**** Text excerpt ****

Another member of the Iraqi leadership, Deputy Prime Minister Tariq Aziz, said he could not give the final position of the Iraqi government but repeated that the return of arms inspectors will not help.

"I will not give a final position -- yes or no -- to any of your questions," Aziz told reporters. "There is a leadership in Iraq. And when it decides and if I'm authorized I will speak."

Sabri said it is Iraq that is calling for the implementation of U.N. resolutions, echoing a key theme of Bush's speech.

"We are calling for the implementation of the Security Council's resolutions, if the resolutions are implemented, there is no problem with U.N. inspectors; we would like to admit these inspectors within the Security Council resolutions. If they are to come back, they have to come back within the U.N. agenda, not U.S agenda."

And he described accusations that Iraq has weapons of mass destruction "lies."

****

### Job
Reproduce the excerpt on Iraq's position on U.N. inspectors from "Another member of" to "will not help.", substituting "weapons inspectors" for "arms inspectors".

**** Dataset entries ****

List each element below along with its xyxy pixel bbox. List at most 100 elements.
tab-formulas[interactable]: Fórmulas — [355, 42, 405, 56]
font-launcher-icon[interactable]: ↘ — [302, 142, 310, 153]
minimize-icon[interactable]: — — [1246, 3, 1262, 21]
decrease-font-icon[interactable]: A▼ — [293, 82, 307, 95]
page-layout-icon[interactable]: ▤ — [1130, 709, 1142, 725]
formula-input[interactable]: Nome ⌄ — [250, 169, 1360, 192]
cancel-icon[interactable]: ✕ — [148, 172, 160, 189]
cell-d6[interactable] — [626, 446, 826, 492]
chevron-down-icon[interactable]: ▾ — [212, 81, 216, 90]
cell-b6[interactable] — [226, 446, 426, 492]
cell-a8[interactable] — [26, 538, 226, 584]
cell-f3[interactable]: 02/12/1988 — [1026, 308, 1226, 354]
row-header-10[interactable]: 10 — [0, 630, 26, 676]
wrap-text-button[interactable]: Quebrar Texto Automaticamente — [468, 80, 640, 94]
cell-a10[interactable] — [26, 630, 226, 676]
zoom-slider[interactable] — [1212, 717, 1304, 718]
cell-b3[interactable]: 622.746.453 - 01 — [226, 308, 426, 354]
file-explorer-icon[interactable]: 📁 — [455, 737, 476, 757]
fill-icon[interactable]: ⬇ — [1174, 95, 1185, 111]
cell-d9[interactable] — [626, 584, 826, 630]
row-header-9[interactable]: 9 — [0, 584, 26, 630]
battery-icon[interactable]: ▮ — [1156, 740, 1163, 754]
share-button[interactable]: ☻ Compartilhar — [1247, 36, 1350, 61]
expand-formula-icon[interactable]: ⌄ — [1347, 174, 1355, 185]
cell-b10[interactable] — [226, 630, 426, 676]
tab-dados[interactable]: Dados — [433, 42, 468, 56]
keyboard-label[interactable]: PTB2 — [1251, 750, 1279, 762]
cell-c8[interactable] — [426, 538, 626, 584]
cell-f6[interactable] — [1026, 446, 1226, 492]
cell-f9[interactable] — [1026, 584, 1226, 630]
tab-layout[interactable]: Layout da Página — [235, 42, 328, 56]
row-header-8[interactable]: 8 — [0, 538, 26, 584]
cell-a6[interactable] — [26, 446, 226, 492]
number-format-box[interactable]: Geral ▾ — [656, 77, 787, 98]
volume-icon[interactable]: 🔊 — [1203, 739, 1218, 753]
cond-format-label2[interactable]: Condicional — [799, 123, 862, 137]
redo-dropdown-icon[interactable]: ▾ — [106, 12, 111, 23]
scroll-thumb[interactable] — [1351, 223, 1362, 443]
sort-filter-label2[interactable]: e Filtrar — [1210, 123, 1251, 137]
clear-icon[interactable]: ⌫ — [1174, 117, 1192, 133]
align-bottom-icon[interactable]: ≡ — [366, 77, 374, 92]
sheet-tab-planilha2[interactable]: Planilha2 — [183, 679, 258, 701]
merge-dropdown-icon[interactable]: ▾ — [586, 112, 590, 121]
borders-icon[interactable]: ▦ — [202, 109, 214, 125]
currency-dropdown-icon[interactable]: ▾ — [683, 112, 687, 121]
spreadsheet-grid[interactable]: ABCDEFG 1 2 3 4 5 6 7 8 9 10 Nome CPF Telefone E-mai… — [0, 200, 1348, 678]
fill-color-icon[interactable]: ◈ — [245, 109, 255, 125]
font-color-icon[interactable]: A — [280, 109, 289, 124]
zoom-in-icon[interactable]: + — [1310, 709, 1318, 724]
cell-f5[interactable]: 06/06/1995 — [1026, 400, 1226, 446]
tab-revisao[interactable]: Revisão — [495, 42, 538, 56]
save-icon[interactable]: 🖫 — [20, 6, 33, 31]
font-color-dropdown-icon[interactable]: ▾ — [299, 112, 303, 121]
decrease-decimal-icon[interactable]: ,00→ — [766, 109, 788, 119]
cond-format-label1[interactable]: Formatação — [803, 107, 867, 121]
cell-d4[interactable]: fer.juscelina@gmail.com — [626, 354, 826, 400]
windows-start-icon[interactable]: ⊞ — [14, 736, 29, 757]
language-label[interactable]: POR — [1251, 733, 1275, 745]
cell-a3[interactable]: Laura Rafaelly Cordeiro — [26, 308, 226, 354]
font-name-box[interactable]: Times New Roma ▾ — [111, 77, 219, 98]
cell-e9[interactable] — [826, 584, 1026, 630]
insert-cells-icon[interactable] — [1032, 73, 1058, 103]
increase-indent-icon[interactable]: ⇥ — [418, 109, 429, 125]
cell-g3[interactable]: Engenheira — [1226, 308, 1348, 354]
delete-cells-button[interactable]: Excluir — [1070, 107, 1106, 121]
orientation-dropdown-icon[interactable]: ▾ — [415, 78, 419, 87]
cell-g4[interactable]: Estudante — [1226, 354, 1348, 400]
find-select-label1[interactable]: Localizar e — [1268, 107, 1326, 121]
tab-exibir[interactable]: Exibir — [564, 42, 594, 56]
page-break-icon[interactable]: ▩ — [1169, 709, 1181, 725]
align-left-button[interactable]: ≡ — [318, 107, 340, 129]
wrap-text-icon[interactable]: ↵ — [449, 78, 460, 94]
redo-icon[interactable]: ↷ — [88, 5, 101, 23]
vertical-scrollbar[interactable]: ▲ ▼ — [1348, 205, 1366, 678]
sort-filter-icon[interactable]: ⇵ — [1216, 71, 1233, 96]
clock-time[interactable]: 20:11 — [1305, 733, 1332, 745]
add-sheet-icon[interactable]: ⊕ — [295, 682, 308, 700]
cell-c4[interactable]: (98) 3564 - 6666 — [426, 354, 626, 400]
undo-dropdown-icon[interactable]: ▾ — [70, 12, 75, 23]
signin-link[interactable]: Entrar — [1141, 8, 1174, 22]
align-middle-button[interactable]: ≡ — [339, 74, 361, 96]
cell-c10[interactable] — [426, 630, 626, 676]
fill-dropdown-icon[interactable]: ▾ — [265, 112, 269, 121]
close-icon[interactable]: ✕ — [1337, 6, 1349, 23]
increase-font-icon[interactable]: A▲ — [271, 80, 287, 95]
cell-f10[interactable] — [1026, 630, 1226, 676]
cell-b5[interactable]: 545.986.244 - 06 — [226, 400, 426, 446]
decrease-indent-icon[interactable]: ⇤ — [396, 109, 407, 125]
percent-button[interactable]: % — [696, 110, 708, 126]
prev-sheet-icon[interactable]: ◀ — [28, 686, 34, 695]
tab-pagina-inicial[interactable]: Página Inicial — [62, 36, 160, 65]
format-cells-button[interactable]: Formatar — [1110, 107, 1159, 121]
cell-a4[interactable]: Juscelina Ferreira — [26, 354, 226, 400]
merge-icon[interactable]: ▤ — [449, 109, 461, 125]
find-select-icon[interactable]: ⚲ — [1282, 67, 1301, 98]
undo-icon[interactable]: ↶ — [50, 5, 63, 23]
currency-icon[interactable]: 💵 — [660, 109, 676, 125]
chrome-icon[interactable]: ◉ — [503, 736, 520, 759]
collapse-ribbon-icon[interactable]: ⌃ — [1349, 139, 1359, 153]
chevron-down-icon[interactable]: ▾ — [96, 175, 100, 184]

****

### Problem solution
Another member of the Iraqi leadership, Deputy Prime Minister Tariq Aziz, said he could not give the final position of the Iraqi government but repeated that the return of weapons inspectors will not help.